*** Supplied records ***

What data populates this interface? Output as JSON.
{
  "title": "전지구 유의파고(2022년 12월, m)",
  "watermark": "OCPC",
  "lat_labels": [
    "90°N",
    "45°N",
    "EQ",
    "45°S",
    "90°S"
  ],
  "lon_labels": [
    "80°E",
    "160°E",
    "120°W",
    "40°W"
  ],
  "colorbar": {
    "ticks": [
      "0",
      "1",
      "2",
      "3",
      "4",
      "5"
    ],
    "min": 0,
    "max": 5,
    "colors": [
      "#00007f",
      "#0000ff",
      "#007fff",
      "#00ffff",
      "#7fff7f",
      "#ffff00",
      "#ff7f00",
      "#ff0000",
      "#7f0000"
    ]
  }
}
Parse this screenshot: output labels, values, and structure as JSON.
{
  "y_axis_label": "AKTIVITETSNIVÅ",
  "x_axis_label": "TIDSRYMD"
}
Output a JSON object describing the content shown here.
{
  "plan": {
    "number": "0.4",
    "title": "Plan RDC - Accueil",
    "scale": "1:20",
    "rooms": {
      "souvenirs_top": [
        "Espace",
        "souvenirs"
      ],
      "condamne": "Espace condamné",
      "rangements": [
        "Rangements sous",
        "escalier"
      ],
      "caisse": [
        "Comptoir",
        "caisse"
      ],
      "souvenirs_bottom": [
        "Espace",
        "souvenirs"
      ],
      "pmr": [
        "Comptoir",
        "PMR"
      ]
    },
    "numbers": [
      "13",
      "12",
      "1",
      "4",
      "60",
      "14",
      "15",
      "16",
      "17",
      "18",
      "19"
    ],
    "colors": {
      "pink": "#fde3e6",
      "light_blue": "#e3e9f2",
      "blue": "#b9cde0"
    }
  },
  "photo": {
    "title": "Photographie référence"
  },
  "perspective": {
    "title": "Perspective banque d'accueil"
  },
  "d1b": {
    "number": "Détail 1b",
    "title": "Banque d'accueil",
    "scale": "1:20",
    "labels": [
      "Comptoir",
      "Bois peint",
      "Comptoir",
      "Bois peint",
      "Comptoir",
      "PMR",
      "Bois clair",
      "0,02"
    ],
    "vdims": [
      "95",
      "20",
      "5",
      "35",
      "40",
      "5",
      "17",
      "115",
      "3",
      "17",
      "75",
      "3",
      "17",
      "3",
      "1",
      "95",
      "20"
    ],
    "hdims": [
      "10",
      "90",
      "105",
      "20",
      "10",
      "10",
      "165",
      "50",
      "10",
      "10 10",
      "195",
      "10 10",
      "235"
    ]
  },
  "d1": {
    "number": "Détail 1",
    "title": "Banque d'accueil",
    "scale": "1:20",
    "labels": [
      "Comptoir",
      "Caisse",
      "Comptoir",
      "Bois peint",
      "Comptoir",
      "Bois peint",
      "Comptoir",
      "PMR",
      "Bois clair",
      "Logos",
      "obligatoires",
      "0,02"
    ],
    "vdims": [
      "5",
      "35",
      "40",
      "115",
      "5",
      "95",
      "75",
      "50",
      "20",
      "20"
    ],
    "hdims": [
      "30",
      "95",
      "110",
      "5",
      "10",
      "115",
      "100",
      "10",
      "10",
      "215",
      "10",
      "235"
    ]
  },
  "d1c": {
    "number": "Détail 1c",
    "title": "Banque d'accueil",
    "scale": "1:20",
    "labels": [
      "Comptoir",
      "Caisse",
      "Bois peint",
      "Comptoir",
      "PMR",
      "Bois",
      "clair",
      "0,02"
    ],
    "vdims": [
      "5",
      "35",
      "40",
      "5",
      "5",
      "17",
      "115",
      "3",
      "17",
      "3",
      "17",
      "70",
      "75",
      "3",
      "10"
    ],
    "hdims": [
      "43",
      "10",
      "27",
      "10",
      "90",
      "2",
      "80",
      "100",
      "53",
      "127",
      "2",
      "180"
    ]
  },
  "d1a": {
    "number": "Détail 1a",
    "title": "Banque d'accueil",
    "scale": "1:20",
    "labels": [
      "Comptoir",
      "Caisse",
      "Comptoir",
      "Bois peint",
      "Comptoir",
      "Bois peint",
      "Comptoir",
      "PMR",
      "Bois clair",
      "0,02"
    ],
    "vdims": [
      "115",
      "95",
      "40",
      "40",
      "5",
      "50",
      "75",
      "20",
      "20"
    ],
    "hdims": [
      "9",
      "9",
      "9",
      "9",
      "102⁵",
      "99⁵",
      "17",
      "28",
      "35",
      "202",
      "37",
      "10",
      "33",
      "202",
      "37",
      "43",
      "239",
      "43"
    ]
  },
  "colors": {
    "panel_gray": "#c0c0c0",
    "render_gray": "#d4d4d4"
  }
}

***

■ **Exercise objective**:
From the records above, extract every line exactly as it stands.

■ **Answer to this task**:
What data populates this interface? Output as JSON.
{
  "title": "전지구 유의파고(2022년 12월, m)",
  "watermark": "OCPC",
  "lat_labels": [
    "90°N",
    "45°N",
    "EQ",
    "45°S",
    "90°S"
  ],
  "lon_labels": [
    "80°E",
    "160°E",
    "120°W",
    "40°W"
  ],
  "colorbar": {
    "ticks": [
      "0",
      "1",
      "2",
      "3",
      "4",
      "5"
    ],
    "min": 0,
    "max": 5,
    "colors": [
      "#00007f",
      "#0000ff",
      "#007fff",
      "#00ffff",
      "#7fff7f",
      "#ffff00",
      "#ff7f00",
      "#ff0000",
      "#7f0000"
    ]
  }
}
Parse this screenshot: output labels, values, and structure as JSON.
{
  "y_axis_label": "AKTIVITETSNIVÅ",
  "x_axis_label": "TIDSRYMD"
}
Output a JSON object describing the content shown here.
{
  "plan": {
    "number": "0.4",
    "title": "Plan RDC - Accueil",
    "scale": "1:20",
    "rooms": {
      "souvenirs_top": [
        "Espace",
        "souvenirs"
      ],
      "condamne": "Espace condamné",
      "rangements": [
        "Rangements sous",
        "escalier"
      ],
      "caisse": [
        "Comptoir",
        "caisse"
      ],
      "souvenirs_bottom": [
        "Espace",
        "souvenirs"
      ],
      "pmr": [
        "Comptoir",
        "PMR"
      ]
    },
    "numbers": [
      "13",
      "12",
      "1",
      "4",
      "60",
      "14",
      "15",
      "16",
      "17",
      "18",
      "19"
    ],
    "colors": {
      "pink": "#fde3e6",
      "light_blue": "#e3e9f2",
      "blue": "#b9cde0"
    }
  },
  "photo": {
    "title": "Photographie référence"
  },
  "perspective": {
    "title": "Perspective banque d'accueil"
  },
  "d1b": {
    "number": "Détail 1b",
    "title": "Banque d'accueil",
    "scale": "1:20",
    "labels": [
      "Comptoir",
      "Bois peint",
      "Comptoir",
      "Bois peint",
      "Comptoir",
      "PMR",
      "Bois clair",
      "0,02"
    ],
    "vdims": [
      "95",
      "20",
      "5",
      "35",
      "40",
      "5",
      "17",
      "115",
      "3",
      "17",
      "75",
      "3",
      "17",
      "3",
      "1",
      "95",
      "20"
    ],
    "hdims": [
      "10",
      "90",
      "105",
      "20",
      "10",
      "10",
      "165",
      "50",
      "10",
      "10 10",
      "195",
      "10 10",
      "235"
    ]
  },
  "d1": {
    "number": "Détail 1",
    "title": "Banque d'accueil",
    "scale": "1:20",
    "labels": [
      "Comptoir",
      "Caisse",
      "Comptoir",
      "Bois peint",
      "Comptoir",
      "Bois peint",
      "Comptoir",
      "PMR",
      "Bois clair",
      "Logos",
      "obligatoires",
      "0,02"
    ],
    "vdims": [
      "5",
      "35",
      "40",
      "115",
      "5",
      "95",
      "75",
      "50",
      "20",
      "20"
    ],
    "hdims": [
      "30",
      "95",
      "110",
      "5",
      "10",
      "115",
      "100",
      "10",
      "10",
      "215",
      "10",
      "235"
    ]
  },
  "d1c": {
    "number": "Détail 1c",
    "title": "Banque d'accueil",
    "scale": "1:20",
    "labels": [
      "Comptoir",
      "Caisse",
      "Bois peint",
      "Comptoir",
      "PMR",
      "Bois",
      "clair",
      "0,02"
    ],
    "vdims": [
      "5",
      "35",
      "40",
      "5",
      "5",
      "17",
      "115",
      "3",
      "17",
      "3",
      "17",
      "70",
      "75",
      "3",
      "10"
    ],
    "hdims": [
      "43",
      "10",
      "27",
      "10",
      "90",
      "2",
      "80",
      "100",
      "53",
      "127",
      "2",
      "180"
    ]
  },
  "d1a": {
    "number": "Détail 1a",
    "title": "Banque d'accueil",
    "scale": "1:20",
    "labels": [
      "Comptoir",
      "Caisse",
      "Comptoir",
      "Bois peint",
      "Comptoir",
      "Bois peint",
      "Comptoir",
      "PMR",
      "Bois clair",
      "0,02"
    ],
    "vdims": [
      "115",
      "95",
      "40",
      "40",
      "5",
      "50",
      "75",
      "20",
      "20"
    ],
    "hdims": [
      "9",
      "9",
      "9",
      "9",
      "102⁵",
      "99⁵",
      "17",
      "28",
      "35",
      "202",
      "37",
      "10",
      "33",
      "202",
      "37",
      "43",
      "239",
      "43"
    ]
  },
  "colors": {
    "panel_gray": "#c0c0c0",
    "render_gray": "#d4d4d4"
  }
}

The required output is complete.